#### [EXTRACTED ENTRIES]

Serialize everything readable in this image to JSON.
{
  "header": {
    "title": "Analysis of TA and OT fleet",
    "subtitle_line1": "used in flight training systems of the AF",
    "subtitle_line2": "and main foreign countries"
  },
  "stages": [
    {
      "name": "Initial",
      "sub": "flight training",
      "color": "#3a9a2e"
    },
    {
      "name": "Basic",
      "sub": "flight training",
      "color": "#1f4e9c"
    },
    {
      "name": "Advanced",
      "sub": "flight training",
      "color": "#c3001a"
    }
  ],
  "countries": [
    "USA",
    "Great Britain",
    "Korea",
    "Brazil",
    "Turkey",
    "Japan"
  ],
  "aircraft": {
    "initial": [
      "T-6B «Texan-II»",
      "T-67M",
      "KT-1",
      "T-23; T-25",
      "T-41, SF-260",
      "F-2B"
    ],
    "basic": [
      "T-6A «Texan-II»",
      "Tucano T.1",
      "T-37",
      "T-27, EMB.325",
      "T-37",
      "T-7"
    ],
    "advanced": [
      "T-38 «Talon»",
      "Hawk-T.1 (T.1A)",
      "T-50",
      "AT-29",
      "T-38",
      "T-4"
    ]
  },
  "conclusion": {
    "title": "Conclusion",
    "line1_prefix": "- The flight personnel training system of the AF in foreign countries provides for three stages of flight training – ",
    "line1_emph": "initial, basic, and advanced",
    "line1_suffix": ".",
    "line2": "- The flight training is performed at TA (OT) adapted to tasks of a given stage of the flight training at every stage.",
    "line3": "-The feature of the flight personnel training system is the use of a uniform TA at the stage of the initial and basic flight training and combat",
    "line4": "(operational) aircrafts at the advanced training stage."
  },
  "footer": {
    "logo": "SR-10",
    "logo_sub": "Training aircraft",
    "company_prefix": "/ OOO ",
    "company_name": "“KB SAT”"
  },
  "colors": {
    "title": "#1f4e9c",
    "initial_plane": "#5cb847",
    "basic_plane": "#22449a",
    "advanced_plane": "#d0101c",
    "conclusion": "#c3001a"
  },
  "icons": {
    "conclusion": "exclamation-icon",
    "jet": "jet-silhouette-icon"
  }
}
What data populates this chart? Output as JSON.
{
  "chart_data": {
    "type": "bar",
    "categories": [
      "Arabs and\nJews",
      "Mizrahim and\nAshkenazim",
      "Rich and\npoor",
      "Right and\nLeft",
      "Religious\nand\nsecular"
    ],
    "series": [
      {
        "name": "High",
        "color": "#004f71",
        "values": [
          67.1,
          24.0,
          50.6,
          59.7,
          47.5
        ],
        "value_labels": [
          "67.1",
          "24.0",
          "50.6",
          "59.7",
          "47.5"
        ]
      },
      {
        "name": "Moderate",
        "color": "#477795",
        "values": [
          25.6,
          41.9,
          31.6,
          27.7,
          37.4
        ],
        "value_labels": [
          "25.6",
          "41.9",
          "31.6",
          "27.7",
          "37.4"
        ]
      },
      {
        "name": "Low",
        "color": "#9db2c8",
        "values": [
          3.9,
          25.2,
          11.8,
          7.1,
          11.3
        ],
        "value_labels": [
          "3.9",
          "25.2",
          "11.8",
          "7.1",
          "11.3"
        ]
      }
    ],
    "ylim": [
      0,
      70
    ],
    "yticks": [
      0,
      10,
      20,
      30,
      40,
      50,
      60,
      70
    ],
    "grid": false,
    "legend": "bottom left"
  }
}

#### [REQUIRED TASK]
Your task is to output all of the data above word for word.

#### [OUTPUT BELOW]
Serialize everything readable in this image to JSON.
{
  "header": {
    "title": "Analysis of TA and OT fleet",
    "subtitle_line1": "used in flight training systems of the AF",
    "subtitle_line2": "and main foreign countries"
  },
  "stages": [
    {
      "name": "Initial",
      "sub": "flight training",
      "color": "#3a9a2e"
    },
    {
      "name": "Basic",
      "sub": "flight training",
      "color": "#1f4e9c"
    },
    {
      "name": "Advanced",
      "sub": "flight training",
      "color": "#c3001a"
    }
  ],
  "countries": [
    "USA",
    "Great Britain",
    "Korea",
    "Brazil",
    "Turkey",
    "Japan"
  ],
  "aircraft": {
    "initial": [
      "T-6B «Texan-II»",
      "T-67M",
      "KT-1",
      "T-23; T-25",
      "T-41, SF-260",
      "F-2B"
    ],
    "basic": [
      "T-6A «Texan-II»",
      "Tucano T.1",
      "T-37",
      "T-27, EMB.325",
      "T-37",
      "T-7"
    ],
    "advanced": [
      "T-38 «Talon»",
      "Hawk-T.1 (T.1A)",
      "T-50",
      "AT-29",
      "T-38",
      "T-4"
    ]
  },
  "conclusion": {
    "title": "Conclusion",
    "line1_prefix": "- The flight personnel training system of the AF in foreign countries provides for three stages of flight training – ",
    "line1_emph": "initial, basic, and advanced",
    "line1_suffix": ".",
    "line2": "- The flight training is performed at TA (OT) adapted to tasks of a given stage of the flight training at every stage.",
    "line3": "-The feature of the flight personnel training system is the use of a uniform TA at the stage of the initial and basic flight training and combat",
    "line4": "(operational) aircrafts at the advanced training stage."
  },
  "footer": {
    "logo": "SR-10",
    "logo_sub": "Training aircraft",
    "company_prefix": "/ OOO ",
    "company_name": "“KB SAT”"
  },
  "colors": {
    "title": "#1f4e9c",
    "initial_plane": "#5cb847",
    "basic_plane": "#22449a",
    "advanced_plane": "#d0101c",
    "conclusion": "#c3001a"
  },
  "icons": {
    "conclusion": "exclamation-icon",
    "jet": "jet-silhouette-icon"
  }
}
What data populates this chart? Output as JSON.
{
  "chart_data": {
    "type": "bar",
    "categories": [
      "Arabs and\nJews",
      "Mizrahim and\nAshkenazim",
      "Rich and\npoor",
      "Right and\nLeft",
      "Religious\nand\nsecular"
    ],
    "series": [
      {
        "name": "High",
        "color": "#004f71",
        "values": [
          67.1,
          24.0,
          50.6,
          59.7,
          47.5
        ],
        "value_labels": [
          "67.1",
          "24.0",
          "50.6",
          "59.7",
          "47.5"
        ]
      },
      {
        "name": "Moderate",
        "color": "#477795",
        "values": [
          25.6,
          41.9,
          31.6,
          27.7,
          37.4
        ],
        "value_labels": [
          "25.6",
          "41.9",
          "31.6",
          "27.7",
          "37.4"
        ]
      },
      {
        "name": "Low",
        "color": "#9db2c8",
        "values": [
          3.9,
          25.2,
          11.8,
          7.1,
          11.3
        ],
        "value_labels": [
          "3.9",
          "25.2",
          "11.8",
          "7.1",
          "11.3"
        ]
      }
    ],
    "ylim": [
      0,
      70
    ],
    "yticks": [
      0,
      10,
      20,
      30,
      40,
      50,
      60,
      70
    ],
    "grid": false,
    "legend": "bottom left"
  }
}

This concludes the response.